» **Material for this task**:
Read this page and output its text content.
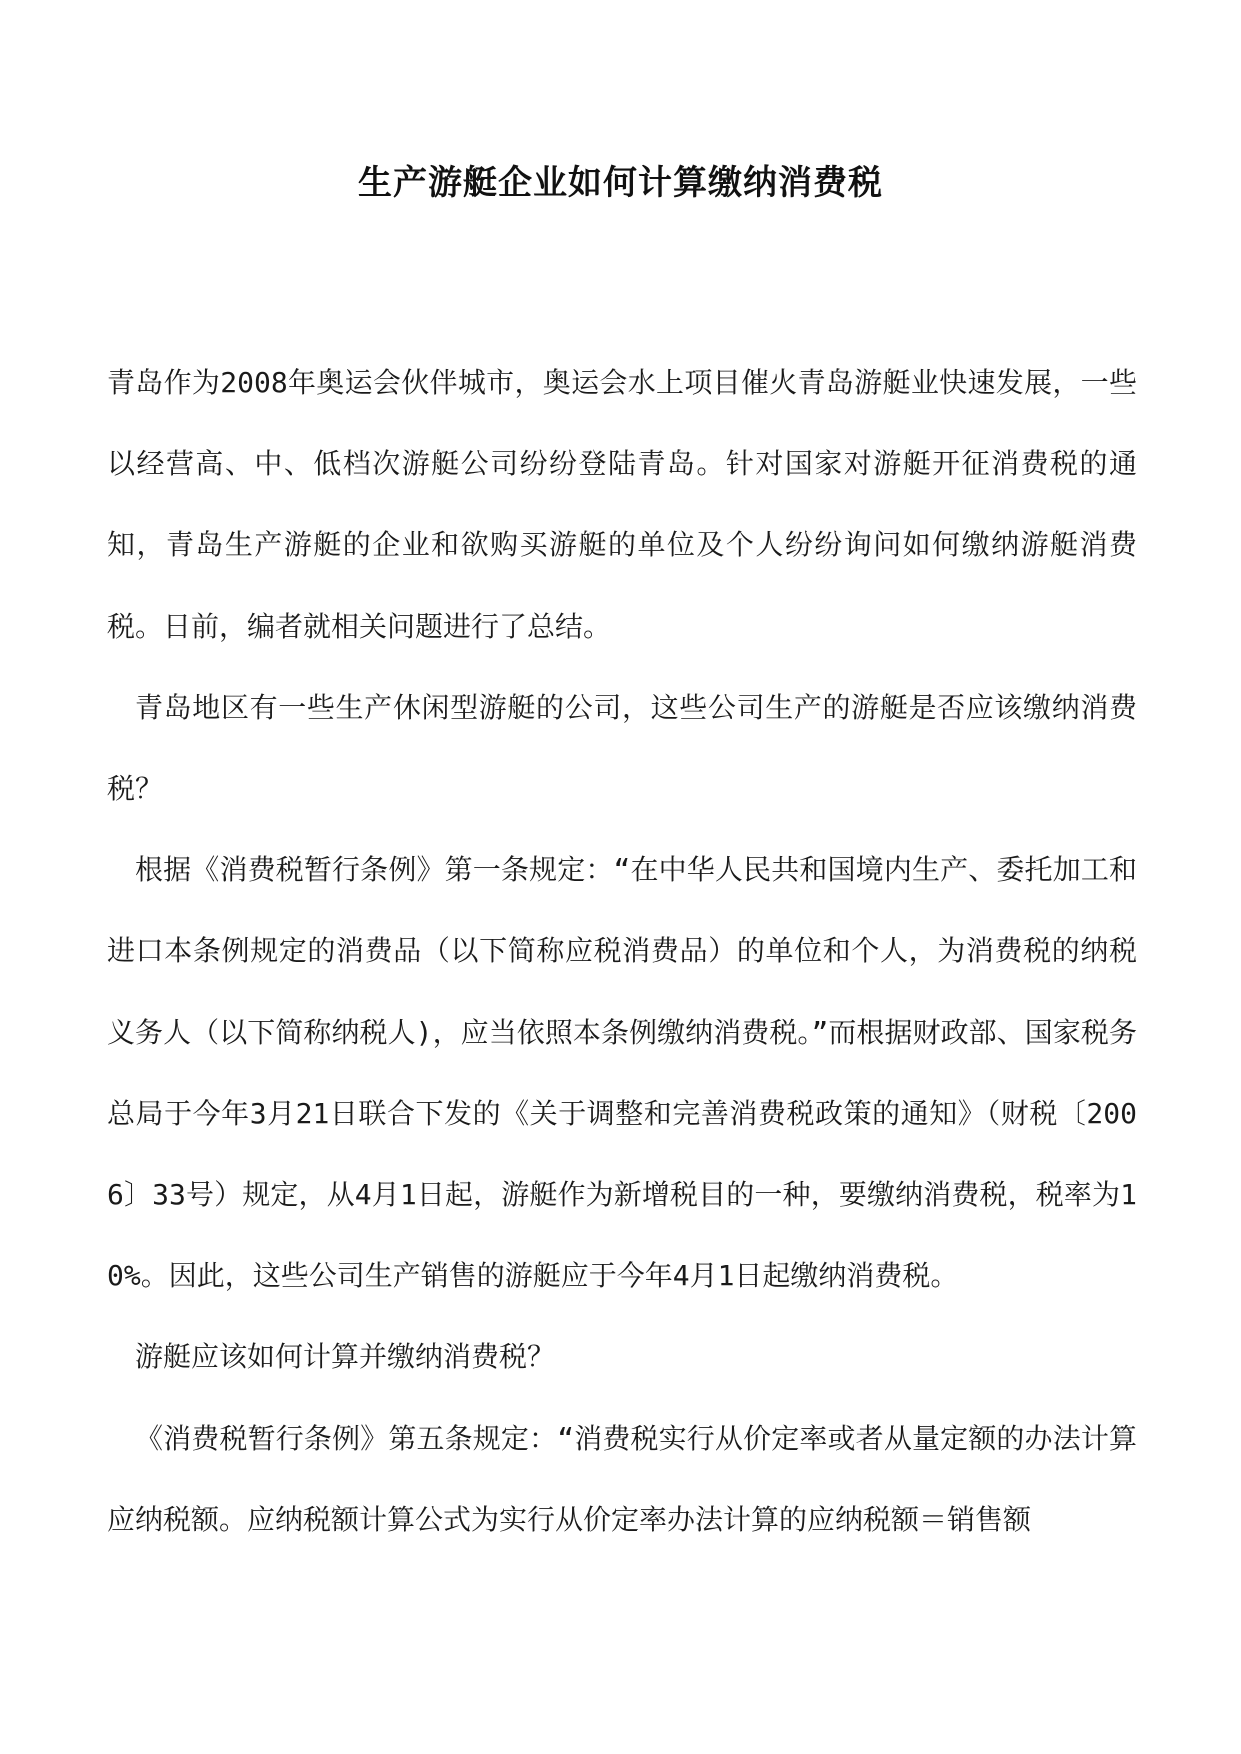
生产游艇企业如何计算缴纳消费税

青岛作为2008年奥运会伙伴城市，奥运会水上项目催火青岛游艇业快速发展，一些以经营高、中、低档次游艇公司纷纷登陆青岛。针对国家对游艇开征消费税的通知，青岛生产游艇的企业和欲购买游艇的单位及个人纷纷询问如何缴纳游艇消费税。日前，编者就相关问题进行了总结。

青岛地区有一些生产休闲型游艇的公司，这些公司生产的游艇是否应该缴纳消费税？

根据《消费税暂行条例》第一条规定：“在中华人民共和国境内生产、委托加工和进口本条例规定的消费品（以下简称应税消费品）的单位和个人，为消费税的纳税义务人（以下简称纳税人)，应当依照本条例缴纳消费税。”而根据财政部、国家税务总局于今年3月21日联合下发的《关于调整和完善消费税政策的通知》（财税〔2006〕33号）规定，从4月1日起，游艇作为新增税目的一种，要缴纳消费税，税率为10%。因此，这些公司生产销售的游艇应于今年4月1日起缴纳消费税。

游艇应该如何计算并缴纳消费税？

《消费税暂行条例》第五条规定：“消费税实行从价定率或者从量定额的办法计算应纳税额。应纳税额计算公式为实行从价定率办法计算的应纳税额＝销售额
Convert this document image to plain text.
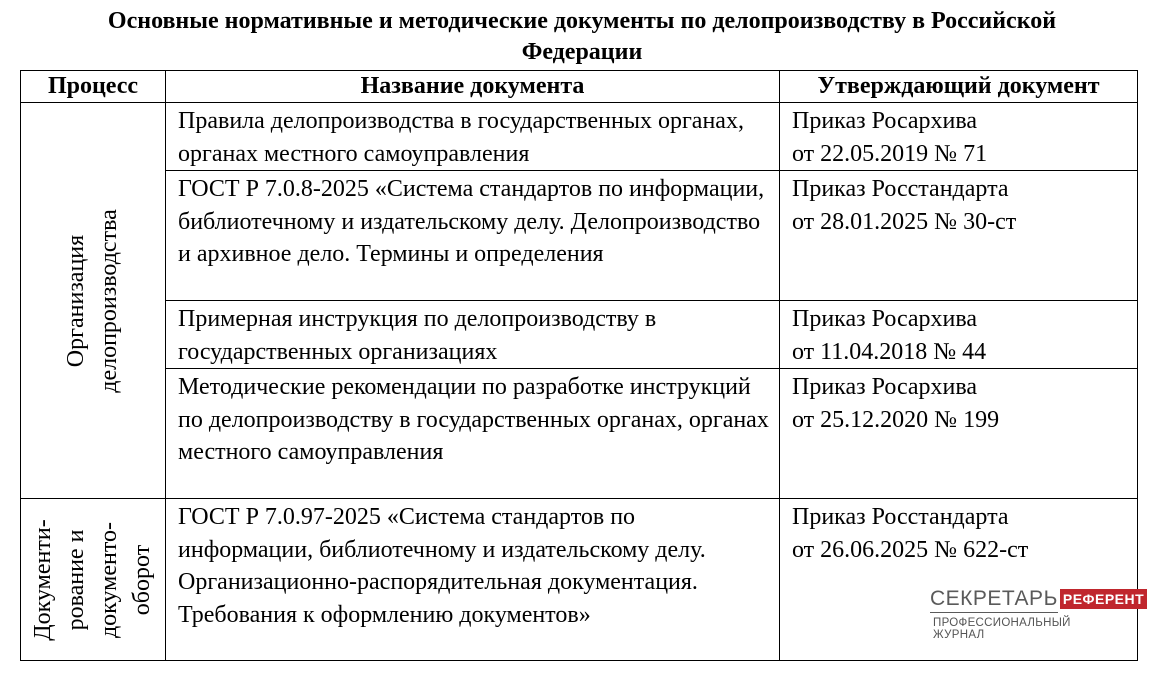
Основные нормативные и методические документы по делопроизводству в Российской
Федерации
Процесс	Название документа	Утверждающий документ

Организация делопроизводства	Правила делопроизводства в государственных органах, органах местного самоуправления	Приказ Росархива
от 22.05.2019 № 71

	ГОСТ Р 7.0.8-2025 «Система стандартов по информации, библиотечному и издательскому делу. Делопроизводство и архивное дело. Термины и определения	Приказ Росстандарта
от 28.01.2025 № 30-ст

	Примерная инструкция по делопроизводству в государственных организациях	Приказ Росархива
от 11.04.2018 № 44

	Методические рекомендации по разработке инструкций по делопроизводству в государственных органах, органах местного самоуправления	Приказ Росархива
от 25.12.2020 № 199

Документи- рование и документо- оборот	ГОСТ Р 7.0.97-2025 «Система стандартов по информации, библиотечному и издательскому делу. Организационно-распорядительная документация. Требования к оформлению документов»	Приказ Росстандарта
от 26.06.2025 № 622-ст
СЕКРЕТАРЬ РЕФЕРЕНТ
ПРОФЕССИОНАЛЬНЫЙ ЖУРНАЛ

» **To do**: Reproduce the entries exactly. Do not carry over any picture.

» **Exercise solution**:
Read this page and output its text content.
生产游艇企业如何计算缴纳消费税

青岛作为2008年奥运会伙伴城市，奥运会水上项目催火青岛游艇业快速发展，一些以经营高、中、低档次游艇公司纷纷登陆青岛。针对国家对游艇开征消费税的通知，青岛生产游艇的企业和欲购买游艇的单位及个人纷纷询问如何缴纳游艇消费税。日前，编者就相关问题进行了总结。

青岛地区有一些生产休闲型游艇的公司，这些公司生产的游艇是否应该缴纳消费税？

根据《消费税暂行条例》第一条规定：“在中华人民共和国境内生产、委托加工和进口本条例规定的消费品（以下简称应税消费品）的单位和个人，为消费税的纳税义务人（以下简称纳税人)，应当依照本条例缴纳消费税。”而根据财政部、国家税务总局于今年3月21日联合下发的《关于调整和完善消费税政策的通知》（财税〔2006〕33号）规定，从4月1日起，游艇作为新增税目的一种，要缴纳消费税，税率为10%。因此，这些公司生产销售的游艇应于今年4月1日起缴纳消费税。

游艇应该如何计算并缴纳消费税？

《消费税暂行条例》第五条规定：“消费税实行从价定率或者从量定额的办法计算应纳税额。应纳税额计算公式为实行从价定率办法计算的应纳税额＝销售额
Convert this document image to plain text.
Основные нормативные и методические документы по делопроизводству в Российской
Федерации
Процесс	Название документа	Утверждающий документ

Организация делопроизводства	Правила делопроизводства в государственных органах, органах местного самоуправления	Приказ Росархива
от 22.05.2019 № 71

	ГОСТ Р 7.0.8-2025 «Система стандартов по информации, библиотечному и издательскому делу. Делопроизводство и архивное дело. Термины и определения	Приказ Росстандарта
от 28.01.2025 № 30-ст

	Примерная инструкция по делопроизводству в государственных организациях	Приказ Росархива
от 11.04.2018 № 44

	Методические рекомендации по разработке инструкций по делопроизводству в государственных органах, органах местного самоуправления	Приказ Росархива
от 25.12.2020 № 199

Документи- рование и документо- оборот	ГОСТ Р 7.0.97-2025 «Система стандартов по информации, библиотечному и издательскому делу. Организационно-распорядительная документация. Требования к оформлению документов»	Приказ Росстандарта
от 26.06.2025 № 622-ст
СЕКРЕТАРЬ РЕФЕРЕНТ
ПРОФЕССИОНАЛЬНЫЙ ЖУРНАЛ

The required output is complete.